**Task:**
Transcribe the records that follow. Keep every word exactly, and drop the pictures.

........

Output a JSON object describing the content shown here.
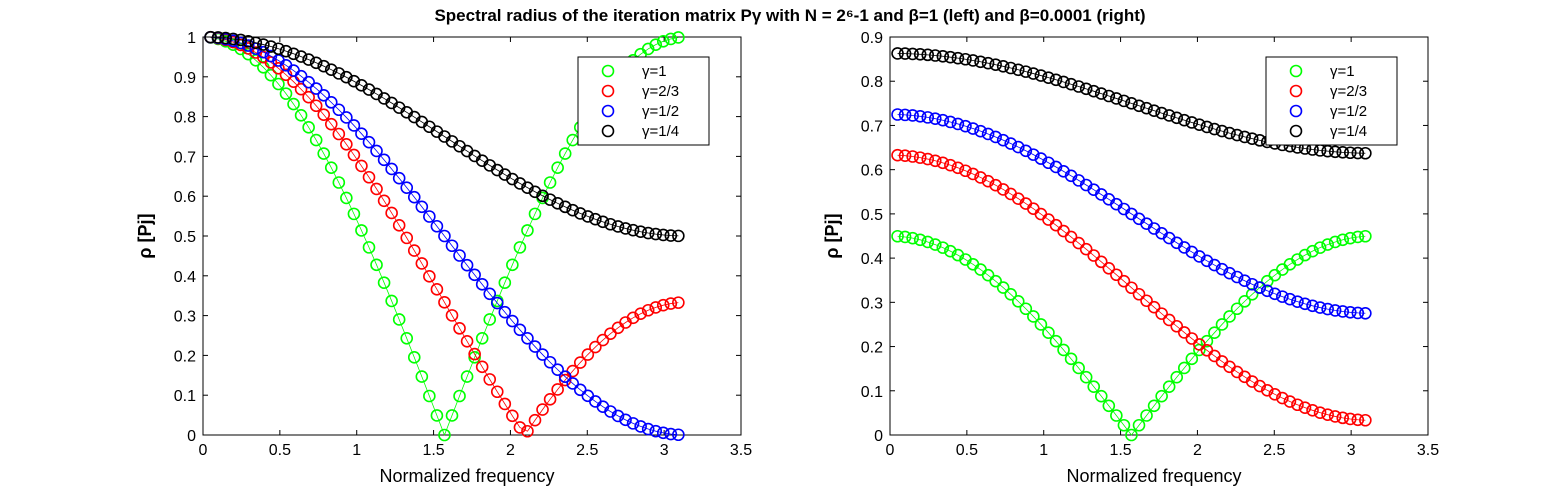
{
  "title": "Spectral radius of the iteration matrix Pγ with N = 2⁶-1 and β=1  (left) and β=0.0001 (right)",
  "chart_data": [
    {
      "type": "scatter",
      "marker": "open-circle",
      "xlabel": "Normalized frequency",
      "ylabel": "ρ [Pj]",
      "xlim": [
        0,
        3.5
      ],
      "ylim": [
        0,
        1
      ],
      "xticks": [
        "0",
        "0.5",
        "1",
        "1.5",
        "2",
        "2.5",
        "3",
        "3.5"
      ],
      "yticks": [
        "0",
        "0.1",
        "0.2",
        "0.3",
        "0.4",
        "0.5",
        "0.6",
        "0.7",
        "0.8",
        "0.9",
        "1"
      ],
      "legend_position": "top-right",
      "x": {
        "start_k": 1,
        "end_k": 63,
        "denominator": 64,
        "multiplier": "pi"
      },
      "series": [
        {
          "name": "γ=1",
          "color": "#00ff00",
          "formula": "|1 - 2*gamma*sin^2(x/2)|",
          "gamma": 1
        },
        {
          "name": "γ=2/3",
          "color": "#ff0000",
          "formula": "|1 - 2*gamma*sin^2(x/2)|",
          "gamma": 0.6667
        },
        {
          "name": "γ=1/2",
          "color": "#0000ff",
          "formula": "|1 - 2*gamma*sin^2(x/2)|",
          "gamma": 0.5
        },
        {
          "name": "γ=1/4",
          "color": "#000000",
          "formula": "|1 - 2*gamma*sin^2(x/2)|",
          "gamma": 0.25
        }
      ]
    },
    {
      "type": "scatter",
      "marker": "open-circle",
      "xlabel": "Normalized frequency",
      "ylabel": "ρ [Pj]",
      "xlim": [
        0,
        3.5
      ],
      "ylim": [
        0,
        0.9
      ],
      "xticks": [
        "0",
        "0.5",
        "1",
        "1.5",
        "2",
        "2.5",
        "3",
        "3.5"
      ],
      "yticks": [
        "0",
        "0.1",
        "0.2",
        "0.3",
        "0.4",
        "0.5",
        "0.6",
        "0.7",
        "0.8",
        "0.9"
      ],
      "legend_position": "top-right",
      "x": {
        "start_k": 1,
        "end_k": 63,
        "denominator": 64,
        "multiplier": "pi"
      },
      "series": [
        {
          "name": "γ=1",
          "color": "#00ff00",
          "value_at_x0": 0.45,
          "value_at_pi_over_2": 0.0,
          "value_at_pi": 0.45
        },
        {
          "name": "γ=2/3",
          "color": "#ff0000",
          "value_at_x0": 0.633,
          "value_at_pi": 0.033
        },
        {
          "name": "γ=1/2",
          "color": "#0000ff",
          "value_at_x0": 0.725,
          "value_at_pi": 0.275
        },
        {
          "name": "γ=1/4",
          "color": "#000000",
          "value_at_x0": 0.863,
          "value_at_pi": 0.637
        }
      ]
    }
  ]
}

........

**Written answer:**
Output a JSON object describing the content shown here.
{
  "title": "Spectral radius of the iteration matrix Pγ with N = 2⁶-1 and β=1  (left) and β=0.0001 (right)",
  "chart_data": [
    {
      "type": "scatter",
      "marker": "open-circle",
      "xlabel": "Normalized frequency",
      "ylabel": "ρ [Pj]",
      "xlim": [
        0,
        3.5
      ],
      "ylim": [
        0,
        1
      ],
      "xticks": [
        "0",
        "0.5",
        "1",
        "1.5",
        "2",
        "2.5",
        "3",
        "3.5"
      ],
      "yticks": [
        "0",
        "0.1",
        "0.2",
        "0.3",
        "0.4",
        "0.5",
        "0.6",
        "0.7",
        "0.8",
        "0.9",
        "1"
      ],
      "legend_position": "top-right",
      "x": {
        "start_k": 1,
        "end_k": 63,
        "denominator": 64,
        "multiplier": "pi"
      },
      "series": [
        {
          "name": "γ=1",
          "color": "#00ff00",
          "formula": "|1 - 2*gamma*sin^2(x/2)|",
          "gamma": 1
        },
        {
          "name": "γ=2/3",
          "color": "#ff0000",
          "formula": "|1 - 2*gamma*sin^2(x/2)|",
          "gamma": 0.6667
        },
        {
          "name": "γ=1/2",
          "color": "#0000ff",
          "formula": "|1 - 2*gamma*sin^2(x/2)|",
          "gamma": 0.5
        },
        {
          "name": "γ=1/4",
          "color": "#000000",
          "formula": "|1 - 2*gamma*sin^2(x/2)|",
          "gamma": 0.25
        }
      ]
    },
    {
      "type": "scatter",
      "marker": "open-circle",
      "xlabel": "Normalized frequency",
      "ylabel": "ρ [Pj]",
      "xlim": [
        0,
        3.5
      ],
      "ylim": [
        0,
        0.9
      ],
      "xticks": [
        "0",
        "0.5",
        "1",
        "1.5",
        "2",
        "2.5",
        "3",
        "3.5"
      ],
      "yticks": [
        "0",
        "0.1",
        "0.2",
        "0.3",
        "0.4",
        "0.5",
        "0.6",
        "0.7",
        "0.8",
        "0.9"
      ],
      "legend_position": "top-right",
      "x": {
        "start_k": 1,
        "end_k": 63,
        "denominator": 64,
        "multiplier": "pi"
      },
      "series": [
        {
          "name": "γ=1",
          "color": "#00ff00",
          "value_at_x0": 0.45,
          "value_at_pi_over_2": 0.0,
          "value_at_pi": 0.45
        },
        {
          "name": "γ=2/3",
          "color": "#ff0000",
          "value_at_x0": 0.633,
          "value_at_pi": 0.033
        },
        {
          "name": "γ=1/2",
          "color": "#0000ff",
          "value_at_x0": 0.725,
          "value_at_pi": 0.275
        },
        {
          "name": "γ=1/4",
          "color": "#000000",
          "value_at_x0": 0.863,
          "value_at_pi": 0.637
        }
      ]
    }
  ]
}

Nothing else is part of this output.